----- Task material
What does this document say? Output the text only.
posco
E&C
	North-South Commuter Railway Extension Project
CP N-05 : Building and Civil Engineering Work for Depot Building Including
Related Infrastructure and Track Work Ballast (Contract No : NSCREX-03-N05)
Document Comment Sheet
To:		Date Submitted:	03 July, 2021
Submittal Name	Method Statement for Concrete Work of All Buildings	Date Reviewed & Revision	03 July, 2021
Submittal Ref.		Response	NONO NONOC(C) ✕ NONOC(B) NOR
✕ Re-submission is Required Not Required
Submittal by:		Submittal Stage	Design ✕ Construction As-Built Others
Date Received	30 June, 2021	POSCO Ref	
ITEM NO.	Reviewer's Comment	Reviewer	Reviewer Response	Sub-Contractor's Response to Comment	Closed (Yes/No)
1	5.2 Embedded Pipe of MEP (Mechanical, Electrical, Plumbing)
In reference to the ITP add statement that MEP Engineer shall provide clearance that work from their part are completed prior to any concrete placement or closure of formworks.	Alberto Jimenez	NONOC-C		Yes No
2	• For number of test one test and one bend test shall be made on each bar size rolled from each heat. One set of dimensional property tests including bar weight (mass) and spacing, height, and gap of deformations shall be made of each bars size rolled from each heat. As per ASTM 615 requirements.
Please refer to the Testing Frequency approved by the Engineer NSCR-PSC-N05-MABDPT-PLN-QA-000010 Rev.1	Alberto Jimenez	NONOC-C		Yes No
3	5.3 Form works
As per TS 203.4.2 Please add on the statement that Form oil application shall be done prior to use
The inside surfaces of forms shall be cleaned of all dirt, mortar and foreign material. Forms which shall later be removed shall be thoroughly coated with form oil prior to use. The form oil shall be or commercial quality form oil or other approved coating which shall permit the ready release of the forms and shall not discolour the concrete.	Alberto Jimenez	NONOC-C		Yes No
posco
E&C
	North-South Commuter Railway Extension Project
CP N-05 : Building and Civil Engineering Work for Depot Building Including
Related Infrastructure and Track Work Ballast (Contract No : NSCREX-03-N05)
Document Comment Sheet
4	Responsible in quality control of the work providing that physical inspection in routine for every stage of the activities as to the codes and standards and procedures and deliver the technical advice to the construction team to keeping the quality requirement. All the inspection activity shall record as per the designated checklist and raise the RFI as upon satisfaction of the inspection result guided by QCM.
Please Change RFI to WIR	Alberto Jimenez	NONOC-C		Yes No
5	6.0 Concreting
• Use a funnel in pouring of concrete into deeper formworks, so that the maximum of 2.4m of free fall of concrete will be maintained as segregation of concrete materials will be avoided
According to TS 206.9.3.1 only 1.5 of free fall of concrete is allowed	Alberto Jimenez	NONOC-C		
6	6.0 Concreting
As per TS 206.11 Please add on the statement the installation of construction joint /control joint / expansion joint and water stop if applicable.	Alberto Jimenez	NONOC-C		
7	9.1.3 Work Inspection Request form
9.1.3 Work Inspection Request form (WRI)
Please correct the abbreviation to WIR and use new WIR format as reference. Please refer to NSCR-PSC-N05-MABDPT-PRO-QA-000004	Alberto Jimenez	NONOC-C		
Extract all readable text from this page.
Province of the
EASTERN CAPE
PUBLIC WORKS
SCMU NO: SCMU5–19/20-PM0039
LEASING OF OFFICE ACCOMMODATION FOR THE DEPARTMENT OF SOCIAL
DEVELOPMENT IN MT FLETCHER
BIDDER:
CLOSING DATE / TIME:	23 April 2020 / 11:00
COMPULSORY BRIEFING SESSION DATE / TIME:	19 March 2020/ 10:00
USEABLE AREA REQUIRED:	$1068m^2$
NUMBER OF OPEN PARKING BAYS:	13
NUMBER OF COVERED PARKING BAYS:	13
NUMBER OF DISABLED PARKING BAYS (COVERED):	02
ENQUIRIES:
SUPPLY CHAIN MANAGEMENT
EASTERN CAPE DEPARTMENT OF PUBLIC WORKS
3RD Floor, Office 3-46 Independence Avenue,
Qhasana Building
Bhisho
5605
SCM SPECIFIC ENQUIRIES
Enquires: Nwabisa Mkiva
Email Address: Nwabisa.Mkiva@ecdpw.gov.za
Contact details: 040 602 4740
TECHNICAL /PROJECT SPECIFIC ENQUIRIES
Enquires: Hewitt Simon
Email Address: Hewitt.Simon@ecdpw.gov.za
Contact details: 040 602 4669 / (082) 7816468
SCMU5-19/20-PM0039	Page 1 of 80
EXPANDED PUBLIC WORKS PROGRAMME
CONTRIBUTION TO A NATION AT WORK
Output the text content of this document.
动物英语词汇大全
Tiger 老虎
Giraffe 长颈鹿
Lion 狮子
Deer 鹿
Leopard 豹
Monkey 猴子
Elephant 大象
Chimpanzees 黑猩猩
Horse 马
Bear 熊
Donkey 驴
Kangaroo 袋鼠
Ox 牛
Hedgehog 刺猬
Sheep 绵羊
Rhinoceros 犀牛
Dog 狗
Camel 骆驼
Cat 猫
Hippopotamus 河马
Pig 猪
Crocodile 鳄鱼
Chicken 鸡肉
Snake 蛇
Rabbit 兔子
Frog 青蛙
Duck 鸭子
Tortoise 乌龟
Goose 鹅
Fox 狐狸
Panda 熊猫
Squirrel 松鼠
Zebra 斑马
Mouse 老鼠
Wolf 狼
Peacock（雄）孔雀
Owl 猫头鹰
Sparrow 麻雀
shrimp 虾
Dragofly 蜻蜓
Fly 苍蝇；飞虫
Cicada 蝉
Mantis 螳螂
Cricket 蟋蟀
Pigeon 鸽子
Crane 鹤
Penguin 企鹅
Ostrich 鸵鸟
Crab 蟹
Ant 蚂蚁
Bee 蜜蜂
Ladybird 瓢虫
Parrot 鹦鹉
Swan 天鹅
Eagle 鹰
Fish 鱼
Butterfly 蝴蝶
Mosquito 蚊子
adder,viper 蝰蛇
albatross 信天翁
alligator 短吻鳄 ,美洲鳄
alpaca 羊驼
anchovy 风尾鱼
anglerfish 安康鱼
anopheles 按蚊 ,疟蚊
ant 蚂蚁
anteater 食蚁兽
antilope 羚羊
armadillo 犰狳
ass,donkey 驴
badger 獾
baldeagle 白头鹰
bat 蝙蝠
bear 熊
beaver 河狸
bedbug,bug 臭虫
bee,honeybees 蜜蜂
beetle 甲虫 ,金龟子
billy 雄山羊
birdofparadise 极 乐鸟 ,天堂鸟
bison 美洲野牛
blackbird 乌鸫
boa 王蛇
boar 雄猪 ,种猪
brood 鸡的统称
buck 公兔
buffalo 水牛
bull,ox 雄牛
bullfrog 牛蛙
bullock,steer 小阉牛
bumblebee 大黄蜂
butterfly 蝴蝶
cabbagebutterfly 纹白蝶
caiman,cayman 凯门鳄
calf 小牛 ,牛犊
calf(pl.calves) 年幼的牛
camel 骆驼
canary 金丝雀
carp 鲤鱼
----------
**Exercise prompt:** The word "SPECIFIC" may appear on some lines of these records; state how many such lines there are, and nothing else.

**Task answer:** 2